==== Excerpted data ====

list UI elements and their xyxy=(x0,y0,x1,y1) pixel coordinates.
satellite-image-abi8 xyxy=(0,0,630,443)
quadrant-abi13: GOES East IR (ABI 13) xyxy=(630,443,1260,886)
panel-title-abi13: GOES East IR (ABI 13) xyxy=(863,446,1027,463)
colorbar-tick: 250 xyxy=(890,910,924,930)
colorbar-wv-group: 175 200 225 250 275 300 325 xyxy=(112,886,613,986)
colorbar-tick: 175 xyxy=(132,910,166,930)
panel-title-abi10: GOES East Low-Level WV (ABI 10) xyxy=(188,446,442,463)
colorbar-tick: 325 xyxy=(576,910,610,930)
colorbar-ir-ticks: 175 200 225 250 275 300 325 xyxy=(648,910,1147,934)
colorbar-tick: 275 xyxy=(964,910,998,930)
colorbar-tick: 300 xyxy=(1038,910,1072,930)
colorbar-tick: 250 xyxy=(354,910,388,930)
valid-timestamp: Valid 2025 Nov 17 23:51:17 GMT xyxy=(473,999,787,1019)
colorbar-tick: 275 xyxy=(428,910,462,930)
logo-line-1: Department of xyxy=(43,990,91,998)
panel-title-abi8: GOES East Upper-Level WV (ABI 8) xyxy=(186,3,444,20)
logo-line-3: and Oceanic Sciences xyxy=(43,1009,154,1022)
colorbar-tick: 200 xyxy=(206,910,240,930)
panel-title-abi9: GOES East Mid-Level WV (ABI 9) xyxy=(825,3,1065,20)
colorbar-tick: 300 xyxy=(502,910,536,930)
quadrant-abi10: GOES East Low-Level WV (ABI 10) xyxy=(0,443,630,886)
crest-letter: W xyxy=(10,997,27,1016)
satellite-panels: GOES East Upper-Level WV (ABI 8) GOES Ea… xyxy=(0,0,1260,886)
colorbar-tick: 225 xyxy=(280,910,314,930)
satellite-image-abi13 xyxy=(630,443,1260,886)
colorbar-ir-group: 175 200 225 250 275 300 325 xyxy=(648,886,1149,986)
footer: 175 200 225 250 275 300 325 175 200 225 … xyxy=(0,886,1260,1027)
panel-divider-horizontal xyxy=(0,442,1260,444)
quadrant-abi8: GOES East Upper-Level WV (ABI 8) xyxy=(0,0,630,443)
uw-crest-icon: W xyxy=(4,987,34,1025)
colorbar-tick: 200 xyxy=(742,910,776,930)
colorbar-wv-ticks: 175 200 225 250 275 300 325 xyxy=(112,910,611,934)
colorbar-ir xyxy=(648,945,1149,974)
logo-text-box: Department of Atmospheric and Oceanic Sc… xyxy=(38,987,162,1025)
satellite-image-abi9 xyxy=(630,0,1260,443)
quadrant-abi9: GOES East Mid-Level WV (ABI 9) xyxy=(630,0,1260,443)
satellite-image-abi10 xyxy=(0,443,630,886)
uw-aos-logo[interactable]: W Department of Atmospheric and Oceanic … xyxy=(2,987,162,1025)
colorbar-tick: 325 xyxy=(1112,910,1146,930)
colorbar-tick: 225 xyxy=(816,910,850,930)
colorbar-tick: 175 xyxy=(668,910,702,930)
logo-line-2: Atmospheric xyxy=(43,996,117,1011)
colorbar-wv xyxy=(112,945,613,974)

====

## Task directions
Edit the records so that every "colorbar-tick" reads "scale-tick" instead, and leave everything else unchanged.

## Reply
list UI elements and their xyxy=(x0,y0,x1,y1) pixel coordinates.
satellite-image-abi8 xyxy=(0,0,630,443)
quadrant-abi13: GOES East IR (ABI 13) xyxy=(630,443,1260,886)
panel-title-abi13: GOES East IR (ABI 13) xyxy=(863,446,1027,463)
scale-tick: 250 xyxy=(890,910,924,930)
colorbar-wv-group: 175 200 225 250 275 300 325 xyxy=(112,886,613,986)
scale-tick: 175 xyxy=(132,910,166,930)
panel-title-abi10: GOES East Low-Level WV (ABI 10) xyxy=(188,446,442,463)
scale-tick: 325 xyxy=(576,910,610,930)
colorbar-ir-ticks: 175 200 225 250 275 300 325 xyxy=(648,910,1147,934)
scale-tick: 275 xyxy=(964,910,998,930)
scale-tick: 300 xyxy=(1038,910,1072,930)
scale-tick: 250 xyxy=(354,910,388,930)
valid-timestamp: Valid 2025 Nov 17 23:51:17 GMT xyxy=(473,999,787,1019)
scale-tick: 275 xyxy=(428,910,462,930)
logo-line-1: Department of xyxy=(43,990,91,998)
panel-title-abi8: GOES East Upper-Level WV (ABI 8) xyxy=(186,3,444,20)
logo-line-3: and Oceanic Sciences xyxy=(43,1009,154,1022)
scale-tick: 200 xyxy=(206,910,240,930)
panel-title-abi9: GOES East Mid-Level WV (ABI 9) xyxy=(825,3,1065,20)
scale-tick: 300 xyxy=(502,910,536,930)
quadrant-abi10: GOES East Low-Level WV (ABI 10) xyxy=(0,443,630,886)
crest-letter: W xyxy=(10,997,27,1016)
satellite-panels: GOES East Upper-Level WV (ABI 8) GOES Ea… xyxy=(0,0,1260,886)
scale-tick: 225 xyxy=(280,910,314,930)
satellite-image-abi13 xyxy=(630,443,1260,886)
colorbar-ir-group: 175 200 225 250 275 300 325 xyxy=(648,886,1149,986)
footer: 175 200 225 250 275 300 325 175 200 225 … xyxy=(0,886,1260,1027)
panel-divider-horizontal xyxy=(0,442,1260,444)
quadrant-abi8: GOES East Upper-Level WV (ABI 8) xyxy=(0,0,630,443)
uw-crest-icon: W xyxy=(4,987,34,1025)
scale-tick: 200 xyxy=(742,910,776,930)
colorbar-wv-ticks: 175 200 225 250 275 300 325 xyxy=(112,910,611,934)
colorbar-ir xyxy=(648,945,1149,974)
logo-text-box: Department of Atmospheric and Oceanic Sc… xyxy=(38,987,162,1025)
satellite-image-abi9 xyxy=(630,0,1260,443)
quadrant-abi9: GOES East Mid-Level WV (ABI 9) xyxy=(630,0,1260,443)
satellite-image-abi10 xyxy=(0,443,630,886)
uw-aos-logo[interactable]: W Department of Atmospheric and Oceanic … xyxy=(2,987,162,1025)
scale-tick: 325 xyxy=(1112,910,1146,930)
scale-tick: 225 xyxy=(816,910,850,930)
scale-tick: 175 xyxy=(668,910,702,930)
logo-line-2: Atmospheric xyxy=(43,996,117,1011)
colorbar-wv xyxy=(112,945,613,974)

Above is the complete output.